═══ Document excerpt

The CAT concluded that, while Ofcom’s failure to consider the EE case fell short of best regulatory practice, the failure was not sufficiently material to challenge the decision. The CAT stated that it had conducted its own comparison of the fines issued to the two companies and confirmed that the approach taken by Ofcom can be justified relative to the EE decision. The amount of the penalty had been decided with reference to the turnover of each company. In Ofcom’s decision against EE, it had used an incorrect turnover figure which meant that EE benefited from paying a reduced level of penalty compared to its size. The CAT said it did not make sense to extend that benefit to Virgin Media.
Furthermore, Virgin Media had argued that the contravention by EE was more serious and showed a complete disregard for compliance, whereas its own decision was simply an error. The CAT said that in its view the material factors of the case actually pointed to the opposite of Virgin Media’s ’s argument of error, in that Virgin Media team members detected the breach but made no effort to do anything about it until after Ofcom started investigating.

══════
═══ Supplied records

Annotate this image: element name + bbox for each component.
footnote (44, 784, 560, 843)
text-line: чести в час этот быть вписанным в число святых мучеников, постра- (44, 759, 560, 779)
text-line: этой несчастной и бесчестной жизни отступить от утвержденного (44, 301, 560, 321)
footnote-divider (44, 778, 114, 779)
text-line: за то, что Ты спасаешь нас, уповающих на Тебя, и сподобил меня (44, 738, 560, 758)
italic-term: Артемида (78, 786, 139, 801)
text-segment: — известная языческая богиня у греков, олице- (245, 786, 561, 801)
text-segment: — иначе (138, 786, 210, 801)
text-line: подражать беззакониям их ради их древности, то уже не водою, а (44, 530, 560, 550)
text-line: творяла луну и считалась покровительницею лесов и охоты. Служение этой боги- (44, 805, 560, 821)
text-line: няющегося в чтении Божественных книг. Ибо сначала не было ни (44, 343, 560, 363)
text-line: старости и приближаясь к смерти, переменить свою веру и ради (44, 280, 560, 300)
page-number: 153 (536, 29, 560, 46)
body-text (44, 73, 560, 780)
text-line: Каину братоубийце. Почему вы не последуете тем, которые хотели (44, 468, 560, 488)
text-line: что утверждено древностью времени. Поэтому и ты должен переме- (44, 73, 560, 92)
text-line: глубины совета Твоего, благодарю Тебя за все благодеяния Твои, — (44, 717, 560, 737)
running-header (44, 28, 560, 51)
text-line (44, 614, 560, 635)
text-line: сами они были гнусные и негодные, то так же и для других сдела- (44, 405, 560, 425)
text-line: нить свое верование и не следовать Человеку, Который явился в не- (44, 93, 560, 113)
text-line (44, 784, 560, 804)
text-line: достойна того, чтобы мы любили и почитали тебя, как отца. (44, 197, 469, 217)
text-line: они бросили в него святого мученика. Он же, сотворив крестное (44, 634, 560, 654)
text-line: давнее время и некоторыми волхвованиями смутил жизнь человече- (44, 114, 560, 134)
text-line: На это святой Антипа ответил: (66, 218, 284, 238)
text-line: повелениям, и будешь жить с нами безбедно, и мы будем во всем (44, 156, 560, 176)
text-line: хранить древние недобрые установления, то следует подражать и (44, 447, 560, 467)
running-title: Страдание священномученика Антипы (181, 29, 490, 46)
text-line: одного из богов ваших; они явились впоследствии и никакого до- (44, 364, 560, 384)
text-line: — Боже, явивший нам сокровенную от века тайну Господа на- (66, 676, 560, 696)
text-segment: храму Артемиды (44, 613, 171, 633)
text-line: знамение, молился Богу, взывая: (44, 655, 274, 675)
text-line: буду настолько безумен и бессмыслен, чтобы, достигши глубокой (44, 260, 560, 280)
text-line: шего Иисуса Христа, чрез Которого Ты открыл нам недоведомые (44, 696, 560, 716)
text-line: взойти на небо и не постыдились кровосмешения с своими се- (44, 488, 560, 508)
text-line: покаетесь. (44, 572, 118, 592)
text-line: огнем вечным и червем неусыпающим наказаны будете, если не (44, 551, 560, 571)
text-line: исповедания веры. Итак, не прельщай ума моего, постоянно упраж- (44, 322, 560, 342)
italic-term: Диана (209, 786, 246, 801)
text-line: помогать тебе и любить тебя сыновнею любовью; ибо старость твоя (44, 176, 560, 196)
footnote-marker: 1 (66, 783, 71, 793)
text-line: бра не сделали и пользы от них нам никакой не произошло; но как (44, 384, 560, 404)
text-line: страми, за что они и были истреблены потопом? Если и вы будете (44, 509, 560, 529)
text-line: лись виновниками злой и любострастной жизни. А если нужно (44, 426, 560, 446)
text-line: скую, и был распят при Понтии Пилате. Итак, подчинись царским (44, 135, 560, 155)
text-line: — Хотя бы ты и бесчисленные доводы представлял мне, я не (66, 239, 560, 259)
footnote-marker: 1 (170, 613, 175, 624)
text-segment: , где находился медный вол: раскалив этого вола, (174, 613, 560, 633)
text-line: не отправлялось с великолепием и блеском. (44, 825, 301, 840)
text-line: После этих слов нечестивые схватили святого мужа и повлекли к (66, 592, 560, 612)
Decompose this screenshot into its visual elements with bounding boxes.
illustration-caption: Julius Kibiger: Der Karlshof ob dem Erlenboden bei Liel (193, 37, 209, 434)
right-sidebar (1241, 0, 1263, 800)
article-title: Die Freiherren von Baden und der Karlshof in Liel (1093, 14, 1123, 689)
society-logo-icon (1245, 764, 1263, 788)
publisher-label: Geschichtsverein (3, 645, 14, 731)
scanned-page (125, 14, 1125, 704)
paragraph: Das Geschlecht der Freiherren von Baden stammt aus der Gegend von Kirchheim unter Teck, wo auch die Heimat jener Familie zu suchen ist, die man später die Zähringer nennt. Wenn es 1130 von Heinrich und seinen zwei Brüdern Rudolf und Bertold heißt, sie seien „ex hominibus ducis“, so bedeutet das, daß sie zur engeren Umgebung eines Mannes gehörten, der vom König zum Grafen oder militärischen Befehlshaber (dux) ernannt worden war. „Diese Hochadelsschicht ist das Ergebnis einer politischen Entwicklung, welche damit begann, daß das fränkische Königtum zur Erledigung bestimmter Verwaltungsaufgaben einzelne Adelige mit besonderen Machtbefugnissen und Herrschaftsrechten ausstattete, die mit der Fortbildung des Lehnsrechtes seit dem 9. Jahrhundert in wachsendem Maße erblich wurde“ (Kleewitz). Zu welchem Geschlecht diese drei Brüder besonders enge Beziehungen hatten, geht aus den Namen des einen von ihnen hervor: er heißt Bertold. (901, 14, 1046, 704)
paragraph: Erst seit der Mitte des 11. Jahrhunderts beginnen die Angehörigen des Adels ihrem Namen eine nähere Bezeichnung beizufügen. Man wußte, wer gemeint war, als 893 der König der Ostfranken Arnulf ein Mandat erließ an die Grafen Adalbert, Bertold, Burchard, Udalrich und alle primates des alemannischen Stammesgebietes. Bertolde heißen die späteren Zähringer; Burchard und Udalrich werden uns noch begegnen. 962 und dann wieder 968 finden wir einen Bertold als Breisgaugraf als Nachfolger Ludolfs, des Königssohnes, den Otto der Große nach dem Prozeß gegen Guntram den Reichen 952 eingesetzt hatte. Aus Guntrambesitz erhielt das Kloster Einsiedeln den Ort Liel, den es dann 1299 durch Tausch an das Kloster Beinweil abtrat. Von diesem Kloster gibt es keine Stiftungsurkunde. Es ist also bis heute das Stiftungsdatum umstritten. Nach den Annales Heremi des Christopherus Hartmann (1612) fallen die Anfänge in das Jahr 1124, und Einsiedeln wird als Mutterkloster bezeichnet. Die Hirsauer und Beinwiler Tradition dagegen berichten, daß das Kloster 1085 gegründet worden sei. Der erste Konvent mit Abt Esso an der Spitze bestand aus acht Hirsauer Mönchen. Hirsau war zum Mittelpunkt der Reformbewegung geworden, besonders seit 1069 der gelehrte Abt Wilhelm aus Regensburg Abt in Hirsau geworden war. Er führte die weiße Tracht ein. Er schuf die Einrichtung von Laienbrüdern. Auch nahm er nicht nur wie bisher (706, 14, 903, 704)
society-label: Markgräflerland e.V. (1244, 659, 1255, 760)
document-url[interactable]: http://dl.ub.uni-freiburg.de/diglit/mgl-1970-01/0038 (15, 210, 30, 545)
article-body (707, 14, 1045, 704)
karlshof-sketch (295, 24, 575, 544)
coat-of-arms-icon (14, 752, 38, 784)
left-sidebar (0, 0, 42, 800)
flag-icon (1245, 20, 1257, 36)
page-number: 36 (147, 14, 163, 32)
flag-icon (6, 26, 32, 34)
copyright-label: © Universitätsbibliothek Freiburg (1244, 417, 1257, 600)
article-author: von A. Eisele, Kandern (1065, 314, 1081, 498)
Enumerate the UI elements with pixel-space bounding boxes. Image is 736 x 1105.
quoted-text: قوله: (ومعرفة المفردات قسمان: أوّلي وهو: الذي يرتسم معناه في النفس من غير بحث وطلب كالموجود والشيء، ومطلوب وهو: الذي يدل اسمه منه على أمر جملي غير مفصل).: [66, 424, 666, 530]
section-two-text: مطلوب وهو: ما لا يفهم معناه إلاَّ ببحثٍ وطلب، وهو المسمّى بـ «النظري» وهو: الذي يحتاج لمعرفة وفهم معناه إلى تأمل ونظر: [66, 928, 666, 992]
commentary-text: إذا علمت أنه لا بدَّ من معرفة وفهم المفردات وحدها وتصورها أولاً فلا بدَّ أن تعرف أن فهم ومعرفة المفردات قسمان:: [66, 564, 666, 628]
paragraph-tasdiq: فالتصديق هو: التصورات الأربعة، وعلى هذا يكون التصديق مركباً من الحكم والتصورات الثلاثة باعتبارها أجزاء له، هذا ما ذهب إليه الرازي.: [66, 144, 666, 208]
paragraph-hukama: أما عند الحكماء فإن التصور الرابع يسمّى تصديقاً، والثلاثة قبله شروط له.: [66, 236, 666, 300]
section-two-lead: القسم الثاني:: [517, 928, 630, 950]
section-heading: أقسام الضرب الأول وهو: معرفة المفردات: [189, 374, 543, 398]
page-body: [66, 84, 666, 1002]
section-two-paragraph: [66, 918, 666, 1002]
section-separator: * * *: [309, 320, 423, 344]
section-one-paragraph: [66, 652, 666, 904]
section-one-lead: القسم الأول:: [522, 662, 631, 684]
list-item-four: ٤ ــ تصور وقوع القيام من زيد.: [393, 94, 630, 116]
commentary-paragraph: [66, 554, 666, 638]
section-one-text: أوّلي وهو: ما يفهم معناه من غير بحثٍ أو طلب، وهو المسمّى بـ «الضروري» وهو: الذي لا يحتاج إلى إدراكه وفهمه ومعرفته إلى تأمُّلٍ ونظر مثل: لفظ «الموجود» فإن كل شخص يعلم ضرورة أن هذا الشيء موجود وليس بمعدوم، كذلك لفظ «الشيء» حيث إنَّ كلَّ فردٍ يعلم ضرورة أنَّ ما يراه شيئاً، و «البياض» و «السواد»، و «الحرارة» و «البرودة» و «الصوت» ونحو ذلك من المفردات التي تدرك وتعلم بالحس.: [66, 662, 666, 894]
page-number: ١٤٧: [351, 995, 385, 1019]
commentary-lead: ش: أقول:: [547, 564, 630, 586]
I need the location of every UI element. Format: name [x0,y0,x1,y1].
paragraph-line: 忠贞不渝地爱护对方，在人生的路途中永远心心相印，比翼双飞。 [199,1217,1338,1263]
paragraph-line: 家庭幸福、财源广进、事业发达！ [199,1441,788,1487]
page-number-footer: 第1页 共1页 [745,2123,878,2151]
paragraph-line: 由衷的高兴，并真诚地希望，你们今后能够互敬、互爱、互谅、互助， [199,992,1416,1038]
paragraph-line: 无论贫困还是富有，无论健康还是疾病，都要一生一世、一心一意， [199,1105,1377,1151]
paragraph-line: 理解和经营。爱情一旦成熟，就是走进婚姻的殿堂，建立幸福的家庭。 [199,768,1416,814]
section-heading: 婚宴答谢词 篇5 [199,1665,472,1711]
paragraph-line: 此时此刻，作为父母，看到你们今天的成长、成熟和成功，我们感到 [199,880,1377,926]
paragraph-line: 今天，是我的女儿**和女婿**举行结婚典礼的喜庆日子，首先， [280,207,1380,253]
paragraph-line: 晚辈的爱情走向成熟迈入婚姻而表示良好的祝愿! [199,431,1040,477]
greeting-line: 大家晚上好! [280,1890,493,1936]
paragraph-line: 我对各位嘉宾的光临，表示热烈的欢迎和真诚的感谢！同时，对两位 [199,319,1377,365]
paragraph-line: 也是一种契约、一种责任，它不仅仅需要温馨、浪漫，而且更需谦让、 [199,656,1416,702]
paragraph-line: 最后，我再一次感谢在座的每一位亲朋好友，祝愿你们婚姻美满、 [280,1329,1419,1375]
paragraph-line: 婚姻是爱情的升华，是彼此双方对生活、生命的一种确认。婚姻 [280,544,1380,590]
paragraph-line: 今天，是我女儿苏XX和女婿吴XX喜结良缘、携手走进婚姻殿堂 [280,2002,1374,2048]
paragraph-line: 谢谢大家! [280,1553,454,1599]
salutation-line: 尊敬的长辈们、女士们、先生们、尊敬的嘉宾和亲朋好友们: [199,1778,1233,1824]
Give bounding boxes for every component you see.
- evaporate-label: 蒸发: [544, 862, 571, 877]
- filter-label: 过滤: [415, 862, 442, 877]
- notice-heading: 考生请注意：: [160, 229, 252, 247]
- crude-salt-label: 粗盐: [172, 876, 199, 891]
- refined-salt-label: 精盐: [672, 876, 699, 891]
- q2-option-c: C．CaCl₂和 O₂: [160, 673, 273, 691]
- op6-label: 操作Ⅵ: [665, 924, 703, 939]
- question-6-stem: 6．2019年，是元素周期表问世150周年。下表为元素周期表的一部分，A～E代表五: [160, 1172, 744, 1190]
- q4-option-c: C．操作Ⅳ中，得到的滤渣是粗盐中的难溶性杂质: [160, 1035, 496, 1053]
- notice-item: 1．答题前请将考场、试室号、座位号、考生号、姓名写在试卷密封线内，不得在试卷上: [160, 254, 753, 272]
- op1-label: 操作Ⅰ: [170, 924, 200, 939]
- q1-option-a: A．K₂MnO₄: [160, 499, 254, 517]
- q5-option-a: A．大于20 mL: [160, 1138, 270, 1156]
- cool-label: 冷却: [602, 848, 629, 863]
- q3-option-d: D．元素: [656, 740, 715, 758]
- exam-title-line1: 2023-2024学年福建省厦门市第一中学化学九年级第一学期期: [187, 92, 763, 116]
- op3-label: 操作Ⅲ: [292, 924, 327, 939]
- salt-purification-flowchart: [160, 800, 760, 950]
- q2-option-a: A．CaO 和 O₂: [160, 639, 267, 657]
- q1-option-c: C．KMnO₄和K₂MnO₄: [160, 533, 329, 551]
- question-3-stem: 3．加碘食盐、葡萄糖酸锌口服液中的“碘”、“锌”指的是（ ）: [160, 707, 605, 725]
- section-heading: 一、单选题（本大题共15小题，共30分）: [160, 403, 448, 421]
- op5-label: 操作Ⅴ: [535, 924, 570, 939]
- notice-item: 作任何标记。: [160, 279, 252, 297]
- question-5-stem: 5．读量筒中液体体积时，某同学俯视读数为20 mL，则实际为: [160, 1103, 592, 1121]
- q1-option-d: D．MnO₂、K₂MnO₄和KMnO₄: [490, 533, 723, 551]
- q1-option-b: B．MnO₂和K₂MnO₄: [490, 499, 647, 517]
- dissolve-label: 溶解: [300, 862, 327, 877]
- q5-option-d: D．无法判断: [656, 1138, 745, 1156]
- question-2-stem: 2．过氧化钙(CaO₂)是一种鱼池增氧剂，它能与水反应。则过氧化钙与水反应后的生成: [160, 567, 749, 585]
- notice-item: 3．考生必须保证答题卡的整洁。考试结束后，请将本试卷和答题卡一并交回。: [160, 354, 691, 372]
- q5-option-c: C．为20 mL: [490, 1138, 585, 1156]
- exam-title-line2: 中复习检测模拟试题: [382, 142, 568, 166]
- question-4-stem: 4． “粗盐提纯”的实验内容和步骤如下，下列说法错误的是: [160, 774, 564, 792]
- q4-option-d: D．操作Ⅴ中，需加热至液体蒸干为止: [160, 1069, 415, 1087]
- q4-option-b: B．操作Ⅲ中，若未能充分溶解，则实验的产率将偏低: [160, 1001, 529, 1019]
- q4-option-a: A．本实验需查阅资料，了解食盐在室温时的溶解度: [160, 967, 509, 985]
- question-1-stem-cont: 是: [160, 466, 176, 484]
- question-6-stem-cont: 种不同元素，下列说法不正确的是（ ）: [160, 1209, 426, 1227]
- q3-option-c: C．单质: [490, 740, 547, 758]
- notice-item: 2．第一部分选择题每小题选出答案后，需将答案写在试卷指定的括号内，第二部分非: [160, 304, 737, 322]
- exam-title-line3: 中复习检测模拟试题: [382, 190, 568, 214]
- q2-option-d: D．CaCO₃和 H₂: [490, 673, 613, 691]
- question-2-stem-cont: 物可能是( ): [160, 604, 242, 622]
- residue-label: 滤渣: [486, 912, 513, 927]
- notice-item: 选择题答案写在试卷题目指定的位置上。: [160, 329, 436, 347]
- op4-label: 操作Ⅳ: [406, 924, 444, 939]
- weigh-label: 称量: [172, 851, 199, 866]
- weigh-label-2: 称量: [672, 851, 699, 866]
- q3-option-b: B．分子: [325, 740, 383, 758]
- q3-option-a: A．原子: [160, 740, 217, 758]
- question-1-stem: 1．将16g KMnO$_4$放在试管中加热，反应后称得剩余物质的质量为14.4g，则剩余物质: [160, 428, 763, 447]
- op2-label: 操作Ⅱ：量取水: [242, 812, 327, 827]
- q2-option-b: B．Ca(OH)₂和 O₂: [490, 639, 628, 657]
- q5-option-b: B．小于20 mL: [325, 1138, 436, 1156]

══════

*Work order A*:
Reproduce the passage on the CAT's review of Ofcom's penalty against Virgin Media between "The CAT concluded" and "to Virgin Media.", inclusive.
*Work order B*:
Name every organization mentioned in the passage on the CAT's review of Ofcom's penalty against Virgin Media.
*Work order C*:
Carry the passage on the CAT's review of Ofcom's penalty against Virgin Media further, starting after its final sentence.

*Final answer A*:
The CAT concluded that, while Ofcom’s failure to consider the EE case fell short of best regulatory practice, the failure was not sufficiently material to challenge the decision. The CAT stated that it had conducted its own comparison of the fines issued to the two companies and confirmed that the approach taken by Ofcom can be justified relative to the EE decision. The amount of the penalty had been decided with reference to the turnover of each company. In Ofcom’s decision against EE, it had used an incorrect turnover figure which meant that EE benefited from paying a reduced level of penalty compared to its size. The CAT said it did not make sense to extend that benefit to Virgin Media.

*Final answer B*:
CAT
Ofcom
EE
Virgin Media

*Final answer C*:
Standard of review
The judgment is one of the first to apply s.194A of the Communications Act 2003, which provides that in appeals under s.192 the CAT should apply the same principles as would be applied by a court in judicial review. This contrasts with the pre-31 July 2017 version of s.195 CA 2003, which provided at s.195(2) that: “the Tribunal shall decide the appeal on the merits…”. In its judgement the CAT discussed how the judicial review standard should apply to appeal cases. The judgement referred to the case of T-Mobile (UK) Ltd and another v Office of Communications  which confirmed that the judicial review standard must be compliant with the requirement of an overarching EU Framework Directive which states that “merits of the case are duly taken into account and that there is an effective appeal mechanism”.
The current judgement went on to state that the role of the CAT is not one of rehearing the case on its merits. It is of particular importance that the CAT stated: “as a specialist regulator, Ofcom’s judgment, in particular as to the appropriate penalty to impose having regard to the facts of the case and to the principle of deterrence, must be accorded respect”. As confirmed by R (Hutchison 3G UK Limited) v Office of Communications , the focus of the appeal must be on Ofcom’s decision and whether that decision was materially wrong. It is the decision itself which is to be challenged, not a question of what decision the CAT might have reached if it started afresh. The CAT also observed that errors in reasoning of a decision which do not affect the result will not be material.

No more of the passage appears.